What is needed:
Go through the records line by line and work out how many lines hold the word "title". Answer with the number only.

Material to process:
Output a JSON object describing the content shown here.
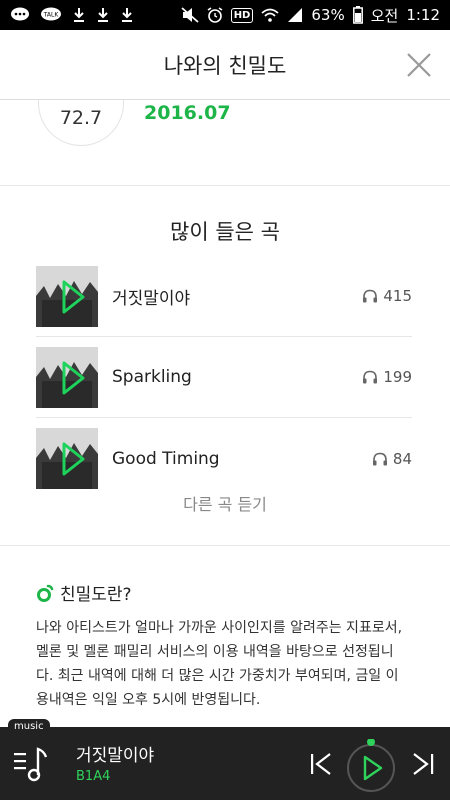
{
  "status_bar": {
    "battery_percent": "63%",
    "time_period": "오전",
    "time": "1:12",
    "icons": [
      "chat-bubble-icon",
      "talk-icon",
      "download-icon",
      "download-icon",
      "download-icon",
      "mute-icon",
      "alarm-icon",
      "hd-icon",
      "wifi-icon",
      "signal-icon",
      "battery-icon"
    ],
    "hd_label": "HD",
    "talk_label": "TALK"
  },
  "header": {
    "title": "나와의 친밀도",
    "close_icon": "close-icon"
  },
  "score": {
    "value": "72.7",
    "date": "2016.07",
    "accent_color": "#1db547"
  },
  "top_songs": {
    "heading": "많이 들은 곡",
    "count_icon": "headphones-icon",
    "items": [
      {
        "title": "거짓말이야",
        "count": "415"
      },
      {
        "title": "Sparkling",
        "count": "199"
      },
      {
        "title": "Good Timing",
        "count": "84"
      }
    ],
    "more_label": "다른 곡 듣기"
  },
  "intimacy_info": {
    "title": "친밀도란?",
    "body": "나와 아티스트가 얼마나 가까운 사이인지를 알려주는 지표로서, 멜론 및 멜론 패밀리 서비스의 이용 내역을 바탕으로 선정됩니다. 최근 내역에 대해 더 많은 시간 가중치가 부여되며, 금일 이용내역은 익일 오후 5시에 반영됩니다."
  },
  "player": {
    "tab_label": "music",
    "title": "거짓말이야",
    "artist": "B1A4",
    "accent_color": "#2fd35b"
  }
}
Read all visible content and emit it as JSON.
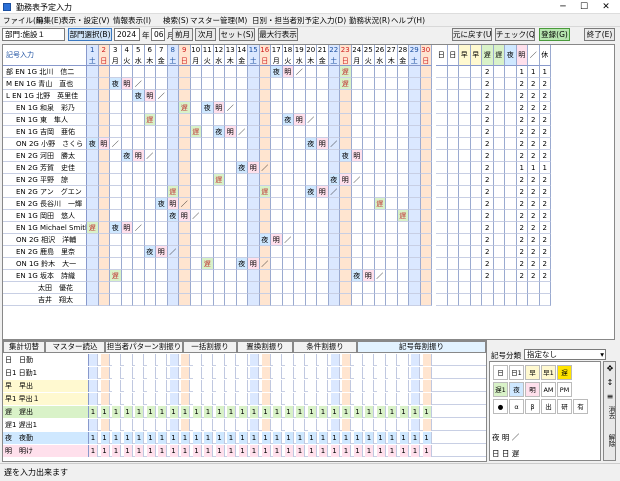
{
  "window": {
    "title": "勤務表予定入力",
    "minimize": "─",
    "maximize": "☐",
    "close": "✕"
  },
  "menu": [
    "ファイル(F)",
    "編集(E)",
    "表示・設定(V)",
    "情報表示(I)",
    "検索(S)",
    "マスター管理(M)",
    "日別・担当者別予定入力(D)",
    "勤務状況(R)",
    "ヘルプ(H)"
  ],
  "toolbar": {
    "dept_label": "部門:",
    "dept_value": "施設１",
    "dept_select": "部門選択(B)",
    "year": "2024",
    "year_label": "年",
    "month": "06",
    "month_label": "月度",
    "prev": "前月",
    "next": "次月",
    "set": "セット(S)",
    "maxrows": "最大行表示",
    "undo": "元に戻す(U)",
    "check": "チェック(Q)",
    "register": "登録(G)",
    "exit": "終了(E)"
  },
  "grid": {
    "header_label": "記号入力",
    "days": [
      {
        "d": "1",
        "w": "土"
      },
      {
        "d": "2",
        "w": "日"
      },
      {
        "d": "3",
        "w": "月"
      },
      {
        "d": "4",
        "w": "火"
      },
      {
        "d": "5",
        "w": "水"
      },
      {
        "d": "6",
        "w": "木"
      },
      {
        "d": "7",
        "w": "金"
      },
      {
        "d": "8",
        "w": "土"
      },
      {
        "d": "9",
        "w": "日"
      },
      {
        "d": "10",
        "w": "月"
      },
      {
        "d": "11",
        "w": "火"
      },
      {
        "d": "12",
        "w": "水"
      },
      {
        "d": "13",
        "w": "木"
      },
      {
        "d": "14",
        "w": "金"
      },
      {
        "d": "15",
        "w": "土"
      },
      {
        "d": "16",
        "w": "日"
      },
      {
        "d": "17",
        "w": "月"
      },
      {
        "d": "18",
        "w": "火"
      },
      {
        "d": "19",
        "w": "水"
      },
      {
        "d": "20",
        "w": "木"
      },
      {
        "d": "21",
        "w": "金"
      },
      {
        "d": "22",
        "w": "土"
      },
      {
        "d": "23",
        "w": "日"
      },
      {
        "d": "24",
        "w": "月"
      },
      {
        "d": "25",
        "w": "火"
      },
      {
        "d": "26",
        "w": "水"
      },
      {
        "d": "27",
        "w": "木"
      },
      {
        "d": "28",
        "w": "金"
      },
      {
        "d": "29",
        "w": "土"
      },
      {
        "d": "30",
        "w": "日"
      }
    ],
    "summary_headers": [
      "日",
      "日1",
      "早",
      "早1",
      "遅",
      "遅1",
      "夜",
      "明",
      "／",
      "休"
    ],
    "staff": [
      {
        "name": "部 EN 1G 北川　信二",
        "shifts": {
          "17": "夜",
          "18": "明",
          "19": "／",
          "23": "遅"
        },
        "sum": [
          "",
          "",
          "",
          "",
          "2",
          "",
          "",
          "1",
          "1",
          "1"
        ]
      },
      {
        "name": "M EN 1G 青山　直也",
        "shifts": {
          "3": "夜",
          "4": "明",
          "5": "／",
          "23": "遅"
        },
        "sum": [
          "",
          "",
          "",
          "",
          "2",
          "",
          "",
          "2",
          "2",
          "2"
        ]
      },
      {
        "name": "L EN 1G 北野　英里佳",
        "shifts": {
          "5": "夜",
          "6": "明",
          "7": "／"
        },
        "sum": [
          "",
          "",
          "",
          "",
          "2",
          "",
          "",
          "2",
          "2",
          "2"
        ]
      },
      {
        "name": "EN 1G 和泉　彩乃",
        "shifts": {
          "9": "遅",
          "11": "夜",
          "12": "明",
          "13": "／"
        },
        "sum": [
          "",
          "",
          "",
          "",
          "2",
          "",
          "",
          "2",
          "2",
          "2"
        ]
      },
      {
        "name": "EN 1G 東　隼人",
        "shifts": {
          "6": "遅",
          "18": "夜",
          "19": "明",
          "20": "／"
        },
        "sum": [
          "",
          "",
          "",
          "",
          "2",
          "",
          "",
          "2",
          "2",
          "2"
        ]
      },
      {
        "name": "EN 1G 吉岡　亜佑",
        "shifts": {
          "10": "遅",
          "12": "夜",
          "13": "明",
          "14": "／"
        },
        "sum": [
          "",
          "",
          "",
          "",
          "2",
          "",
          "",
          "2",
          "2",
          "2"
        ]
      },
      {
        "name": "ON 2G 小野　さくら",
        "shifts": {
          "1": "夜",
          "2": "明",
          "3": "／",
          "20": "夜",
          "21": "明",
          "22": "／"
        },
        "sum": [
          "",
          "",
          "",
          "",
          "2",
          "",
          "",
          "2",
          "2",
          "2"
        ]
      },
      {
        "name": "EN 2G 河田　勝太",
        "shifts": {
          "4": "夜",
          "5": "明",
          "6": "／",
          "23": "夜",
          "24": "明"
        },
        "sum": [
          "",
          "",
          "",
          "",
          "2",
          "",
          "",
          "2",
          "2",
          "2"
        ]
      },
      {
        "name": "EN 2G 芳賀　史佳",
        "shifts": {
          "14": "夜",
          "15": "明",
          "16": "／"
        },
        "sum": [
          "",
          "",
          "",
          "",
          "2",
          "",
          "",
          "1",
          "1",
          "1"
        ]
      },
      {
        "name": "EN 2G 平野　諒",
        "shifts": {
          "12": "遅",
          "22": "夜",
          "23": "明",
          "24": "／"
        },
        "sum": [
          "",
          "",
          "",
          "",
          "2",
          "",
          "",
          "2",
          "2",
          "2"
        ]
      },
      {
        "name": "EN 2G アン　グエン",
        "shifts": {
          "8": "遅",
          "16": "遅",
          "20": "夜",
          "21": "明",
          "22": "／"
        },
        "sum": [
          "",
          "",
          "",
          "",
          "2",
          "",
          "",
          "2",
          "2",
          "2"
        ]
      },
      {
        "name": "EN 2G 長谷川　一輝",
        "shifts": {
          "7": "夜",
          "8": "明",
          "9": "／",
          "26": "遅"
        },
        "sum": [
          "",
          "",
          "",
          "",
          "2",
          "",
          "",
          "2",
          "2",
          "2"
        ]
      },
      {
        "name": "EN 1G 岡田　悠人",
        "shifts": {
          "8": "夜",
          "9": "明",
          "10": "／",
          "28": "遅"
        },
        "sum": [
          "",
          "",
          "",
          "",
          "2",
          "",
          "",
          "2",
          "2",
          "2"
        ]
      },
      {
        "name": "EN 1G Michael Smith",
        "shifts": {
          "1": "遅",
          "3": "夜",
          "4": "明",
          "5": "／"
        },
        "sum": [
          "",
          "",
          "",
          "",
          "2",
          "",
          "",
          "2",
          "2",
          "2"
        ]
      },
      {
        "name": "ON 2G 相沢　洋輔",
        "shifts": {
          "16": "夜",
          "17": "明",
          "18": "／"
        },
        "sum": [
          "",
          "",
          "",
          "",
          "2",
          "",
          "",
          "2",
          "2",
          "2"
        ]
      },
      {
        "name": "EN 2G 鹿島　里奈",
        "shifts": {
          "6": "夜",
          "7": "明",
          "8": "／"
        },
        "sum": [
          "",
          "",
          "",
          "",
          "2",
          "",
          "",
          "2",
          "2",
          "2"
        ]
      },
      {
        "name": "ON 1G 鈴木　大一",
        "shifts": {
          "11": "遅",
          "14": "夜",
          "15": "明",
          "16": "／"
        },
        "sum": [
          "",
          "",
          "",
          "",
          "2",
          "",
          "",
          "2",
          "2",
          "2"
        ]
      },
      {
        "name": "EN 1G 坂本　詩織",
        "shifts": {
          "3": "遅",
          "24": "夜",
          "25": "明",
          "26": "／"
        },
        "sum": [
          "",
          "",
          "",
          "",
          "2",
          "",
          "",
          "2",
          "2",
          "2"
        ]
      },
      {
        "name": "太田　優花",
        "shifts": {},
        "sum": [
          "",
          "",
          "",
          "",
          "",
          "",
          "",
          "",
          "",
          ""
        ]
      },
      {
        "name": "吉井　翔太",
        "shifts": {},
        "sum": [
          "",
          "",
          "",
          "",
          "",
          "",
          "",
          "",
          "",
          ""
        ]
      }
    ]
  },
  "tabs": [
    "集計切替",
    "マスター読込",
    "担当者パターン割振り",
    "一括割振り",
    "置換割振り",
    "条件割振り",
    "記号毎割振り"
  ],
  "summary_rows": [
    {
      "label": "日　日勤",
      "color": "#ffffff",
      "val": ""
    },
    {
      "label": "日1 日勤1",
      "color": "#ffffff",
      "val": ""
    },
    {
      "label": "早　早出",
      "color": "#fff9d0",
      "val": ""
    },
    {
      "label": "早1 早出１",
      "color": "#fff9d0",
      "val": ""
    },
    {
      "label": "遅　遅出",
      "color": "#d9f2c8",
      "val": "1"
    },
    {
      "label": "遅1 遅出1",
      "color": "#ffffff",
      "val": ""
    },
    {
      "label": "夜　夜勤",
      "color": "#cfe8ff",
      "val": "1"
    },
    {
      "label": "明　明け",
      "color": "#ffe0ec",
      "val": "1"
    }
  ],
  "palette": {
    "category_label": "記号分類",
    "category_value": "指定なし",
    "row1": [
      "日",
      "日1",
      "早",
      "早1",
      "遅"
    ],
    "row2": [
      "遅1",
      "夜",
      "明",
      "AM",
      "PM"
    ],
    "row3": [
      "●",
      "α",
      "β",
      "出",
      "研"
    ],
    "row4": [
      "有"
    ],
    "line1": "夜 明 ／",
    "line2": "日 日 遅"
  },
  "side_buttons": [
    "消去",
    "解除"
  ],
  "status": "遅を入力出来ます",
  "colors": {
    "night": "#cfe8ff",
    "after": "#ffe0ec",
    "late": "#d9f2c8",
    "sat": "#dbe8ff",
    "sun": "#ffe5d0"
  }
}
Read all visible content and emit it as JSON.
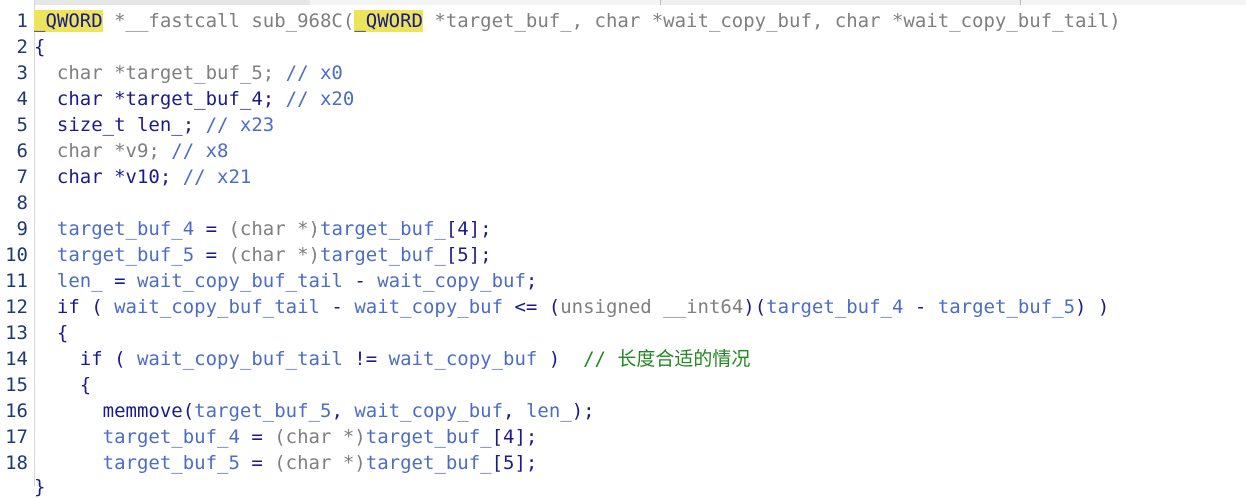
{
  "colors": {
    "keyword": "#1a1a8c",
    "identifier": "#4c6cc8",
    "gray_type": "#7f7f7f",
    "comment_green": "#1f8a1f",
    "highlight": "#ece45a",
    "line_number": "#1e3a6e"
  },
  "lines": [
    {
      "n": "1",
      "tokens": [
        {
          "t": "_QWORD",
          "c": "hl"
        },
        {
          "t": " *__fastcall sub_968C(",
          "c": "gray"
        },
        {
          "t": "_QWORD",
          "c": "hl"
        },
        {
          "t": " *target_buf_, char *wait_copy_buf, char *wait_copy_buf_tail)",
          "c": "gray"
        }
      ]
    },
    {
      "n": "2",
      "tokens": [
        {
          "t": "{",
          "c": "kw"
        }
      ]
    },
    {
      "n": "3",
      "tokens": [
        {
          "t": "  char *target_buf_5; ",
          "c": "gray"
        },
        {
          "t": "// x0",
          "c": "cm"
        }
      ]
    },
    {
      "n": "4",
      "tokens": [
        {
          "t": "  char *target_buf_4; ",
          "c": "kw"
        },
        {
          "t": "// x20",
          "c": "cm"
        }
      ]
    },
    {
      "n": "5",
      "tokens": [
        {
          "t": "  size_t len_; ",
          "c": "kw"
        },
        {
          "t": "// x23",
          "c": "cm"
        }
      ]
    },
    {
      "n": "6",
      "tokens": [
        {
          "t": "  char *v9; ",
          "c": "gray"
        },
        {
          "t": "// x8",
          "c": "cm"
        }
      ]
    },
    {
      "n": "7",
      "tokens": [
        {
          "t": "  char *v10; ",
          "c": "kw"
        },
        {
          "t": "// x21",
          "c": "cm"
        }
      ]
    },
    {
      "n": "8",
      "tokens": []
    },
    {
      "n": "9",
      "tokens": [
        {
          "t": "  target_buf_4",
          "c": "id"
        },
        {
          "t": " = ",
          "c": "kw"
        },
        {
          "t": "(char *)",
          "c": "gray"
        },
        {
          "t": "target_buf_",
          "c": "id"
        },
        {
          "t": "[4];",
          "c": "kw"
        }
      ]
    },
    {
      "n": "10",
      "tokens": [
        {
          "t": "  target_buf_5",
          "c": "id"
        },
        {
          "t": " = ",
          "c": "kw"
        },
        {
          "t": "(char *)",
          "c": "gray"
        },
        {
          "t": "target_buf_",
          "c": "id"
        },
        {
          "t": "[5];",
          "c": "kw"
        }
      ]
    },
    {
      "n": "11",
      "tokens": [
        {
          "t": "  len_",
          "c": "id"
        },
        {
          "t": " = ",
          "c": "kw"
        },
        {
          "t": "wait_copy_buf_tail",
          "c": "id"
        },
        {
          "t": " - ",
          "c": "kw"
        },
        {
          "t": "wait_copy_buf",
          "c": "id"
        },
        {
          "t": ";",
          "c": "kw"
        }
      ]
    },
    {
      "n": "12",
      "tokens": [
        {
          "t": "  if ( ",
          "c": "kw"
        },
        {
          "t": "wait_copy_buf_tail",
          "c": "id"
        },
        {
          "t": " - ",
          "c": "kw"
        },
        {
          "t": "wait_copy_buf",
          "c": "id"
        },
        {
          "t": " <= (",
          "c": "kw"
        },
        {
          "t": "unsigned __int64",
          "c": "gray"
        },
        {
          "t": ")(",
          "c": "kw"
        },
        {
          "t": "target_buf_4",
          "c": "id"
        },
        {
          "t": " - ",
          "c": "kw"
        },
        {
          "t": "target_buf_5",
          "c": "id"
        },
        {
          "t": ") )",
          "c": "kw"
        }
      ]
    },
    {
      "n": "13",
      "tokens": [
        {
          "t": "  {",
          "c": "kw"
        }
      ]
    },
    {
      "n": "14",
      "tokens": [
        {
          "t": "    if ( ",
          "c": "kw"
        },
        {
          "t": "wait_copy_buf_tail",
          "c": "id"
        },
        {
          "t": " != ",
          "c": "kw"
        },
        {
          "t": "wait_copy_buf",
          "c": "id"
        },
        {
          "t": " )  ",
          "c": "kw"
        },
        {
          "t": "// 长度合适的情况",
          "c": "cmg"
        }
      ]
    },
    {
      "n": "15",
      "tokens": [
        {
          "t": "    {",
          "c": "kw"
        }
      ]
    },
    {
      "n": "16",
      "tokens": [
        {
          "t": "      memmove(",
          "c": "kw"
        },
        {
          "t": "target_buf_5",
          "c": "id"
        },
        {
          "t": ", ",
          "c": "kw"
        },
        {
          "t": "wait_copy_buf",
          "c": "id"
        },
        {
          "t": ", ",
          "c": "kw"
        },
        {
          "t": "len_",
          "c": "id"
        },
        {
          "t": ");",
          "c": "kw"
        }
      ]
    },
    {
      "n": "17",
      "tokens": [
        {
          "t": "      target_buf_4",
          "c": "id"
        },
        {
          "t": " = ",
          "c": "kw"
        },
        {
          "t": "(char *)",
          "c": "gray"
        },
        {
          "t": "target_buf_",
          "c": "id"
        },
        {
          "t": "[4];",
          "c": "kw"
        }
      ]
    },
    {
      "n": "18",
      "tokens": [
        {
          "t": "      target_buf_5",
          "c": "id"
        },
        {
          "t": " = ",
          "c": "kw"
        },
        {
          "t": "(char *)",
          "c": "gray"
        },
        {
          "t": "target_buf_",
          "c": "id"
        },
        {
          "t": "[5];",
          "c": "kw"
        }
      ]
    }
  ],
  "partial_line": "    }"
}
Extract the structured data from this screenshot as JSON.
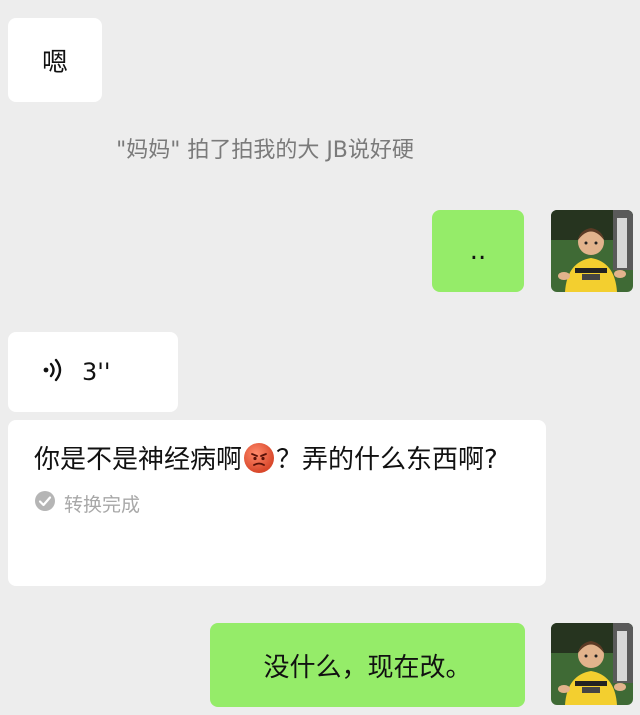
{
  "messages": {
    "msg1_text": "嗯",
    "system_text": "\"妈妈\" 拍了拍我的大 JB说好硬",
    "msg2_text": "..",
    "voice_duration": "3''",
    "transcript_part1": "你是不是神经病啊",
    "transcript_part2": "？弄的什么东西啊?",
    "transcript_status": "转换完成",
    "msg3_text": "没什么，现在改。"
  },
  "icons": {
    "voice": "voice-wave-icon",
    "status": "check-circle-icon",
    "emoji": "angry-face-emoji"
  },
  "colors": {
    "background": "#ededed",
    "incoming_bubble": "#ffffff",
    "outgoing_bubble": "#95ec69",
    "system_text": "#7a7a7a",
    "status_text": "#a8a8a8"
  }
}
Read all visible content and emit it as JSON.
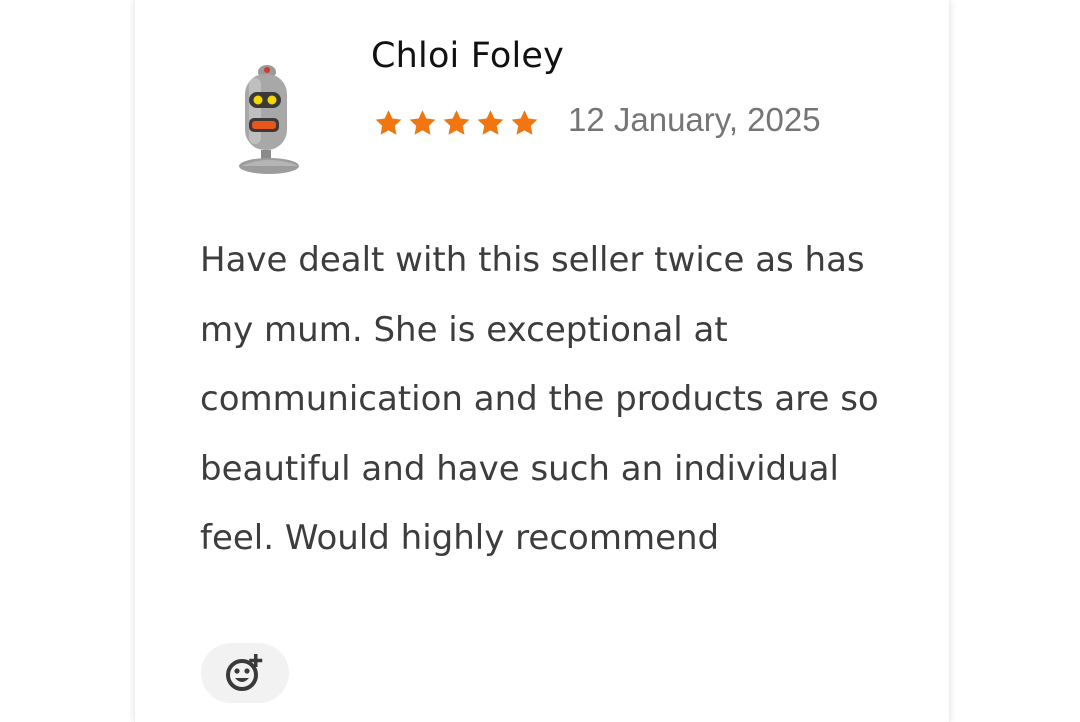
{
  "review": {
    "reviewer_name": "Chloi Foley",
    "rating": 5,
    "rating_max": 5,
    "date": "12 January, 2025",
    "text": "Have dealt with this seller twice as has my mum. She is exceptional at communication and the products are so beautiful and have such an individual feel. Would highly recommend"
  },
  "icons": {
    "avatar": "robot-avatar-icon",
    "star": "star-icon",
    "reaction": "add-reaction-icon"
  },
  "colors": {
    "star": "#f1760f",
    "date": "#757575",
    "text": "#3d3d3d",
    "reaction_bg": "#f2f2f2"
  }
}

Task solution:
7